Collected data:
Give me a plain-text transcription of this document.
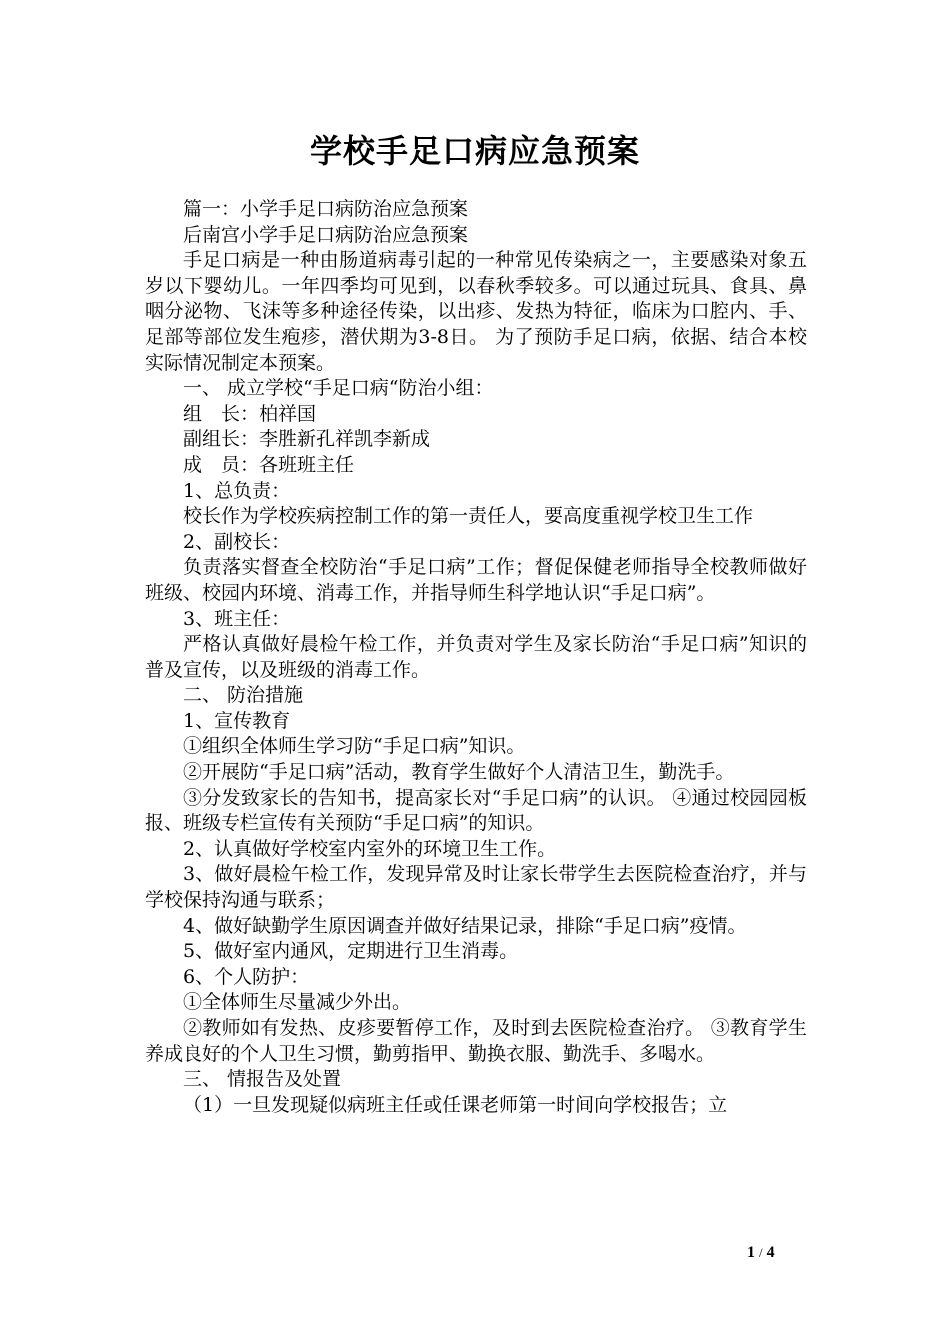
学校手足口病应急预案

篇一：小学手足口病防治应急预案

后南宫小学手足口病防治应急预案

手足口病是一种由肠道病毒引起的一种常见传染病之一，主要感染对象五岁以下婴幼儿。一年四季均可见到，以春秋季较多。可以通过玩具、食具、鼻咽分泌物、飞沫等多种途径传染，以出疹、发热为特征，临床为口腔内、手、足部等部位发生疱疹，潜伏期为3-8日。 为了预防手足口病，依据、结合本校实际情况制定本预案。

一、 成立学校“手足口病“防治小组：

组　长：柏祥国

副组长：李胜新孔祥凯李新成

成　员：各班班主任

1、总负责：

校长作为学校疾病控制工作的第一责任人，要高度重视学校卫生工作

2、副校长：

负责落实督查全校防治“手足口病”工作；督促保健老师指导全校教师做好班级、校园内环境、消毒工作，并指导师生科学地认识“手足口病”。

3、班主任：

严格认真做好晨检午检工作，并负责对学生及家长防治“手足口病”知识的普及宣传，以及班级的消毒工作。

二、 防治措施

1、宣传教育

①组织全体师生学习防“手足口病”知识。

②开展防“手足口病”活动，教育学生做好个人清洁卫生，勤洗手。

③分发致家长的告知书，提高家长对“手足口病”的认识。 ④通过校园园板报、班级专栏宣传有关预防“手足口病”的知识。

2、认真做好学校室内室外的环境卫生工作。

3、做好晨检午检工作，发现异常及时让家长带学生去医院检查治疗，并与学校保持沟通与联系；

4、做好缺勤学生原因调查并做好结果记录，排除“手足口病”疫情。

5、做好室内通风，定期进行卫生消毒。

6、个人防护：

①全体师生尽量减少外出。

②教师如有发热、皮疹要暂停工作，及时到去医院检查治疗。 ③教育学生养成良好的个人卫生习惯，勤剪指甲、勤换衣服、勤洗手、多喝水。

三、 情报告及处置

（1）一旦发现疑似病班主任或任课老师第一时间向学校报告；立

1 / 4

AIM
Quote every entry exactly, with the pictures omitted.

ANSWER BELOW
Give me a plain-text transcription of this document.
学校手足口病应急预案

篇一：小学手足口病防治应急预案

后南宫小学手足口病防治应急预案

手足口病是一种由肠道病毒引起的一种常见传染病之一，主要感染对象五岁以下婴幼儿。一年四季均可见到，以春秋季较多。可以通过玩具、食具、鼻咽分泌物、飞沫等多种途径传染，以出疹、发热为特征，临床为口腔内、手、足部等部位发生疱疹，潜伏期为3-8日。 为了预防手足口病，依据、结合本校实际情况制定本预案。

一、 成立学校“手足口病“防治小组：

组　长：柏祥国

副组长：李胜新孔祥凯李新成

成　员：各班班主任

1、总负责：

校长作为学校疾病控制工作的第一责任人，要高度重视学校卫生工作

2、副校长：

负责落实督查全校防治“手足口病”工作；督促保健老师指导全校教师做好班级、校园内环境、消毒工作，并指导师生科学地认识“手足口病”。

3、班主任：

严格认真做好晨检午检工作，并负责对学生及家长防治“手足口病”知识的普及宣传，以及班级的消毒工作。

二、 防治措施

1、宣传教育

①组织全体师生学习防“手足口病”知识。

②开展防“手足口病”活动，教育学生做好个人清洁卫生，勤洗手。

③分发致家长的告知书，提高家长对“手足口病”的认识。 ④通过校园园板报、班级专栏宣传有关预防“手足口病”的知识。

2、认真做好学校室内室外的环境卫生工作。

3、做好晨检午检工作，发现异常及时让家长带学生去医院检查治疗，并与学校保持沟通与联系；

4、做好缺勤学生原因调查并做好结果记录，排除“手足口病”疫情。

5、做好室内通风，定期进行卫生消毒。

6、个人防护：

①全体师生尽量减少外出。

②教师如有发热、皮疹要暂停工作，及时到去医院检查治疗。 ③教育学生养成良好的个人卫生习惯，勤剪指甲、勤换衣服、勤洗手、多喝水。

三、 情报告及处置

（1）一旦发现疑似病班主任或任课老师第一时间向学校报告；立

1 / 4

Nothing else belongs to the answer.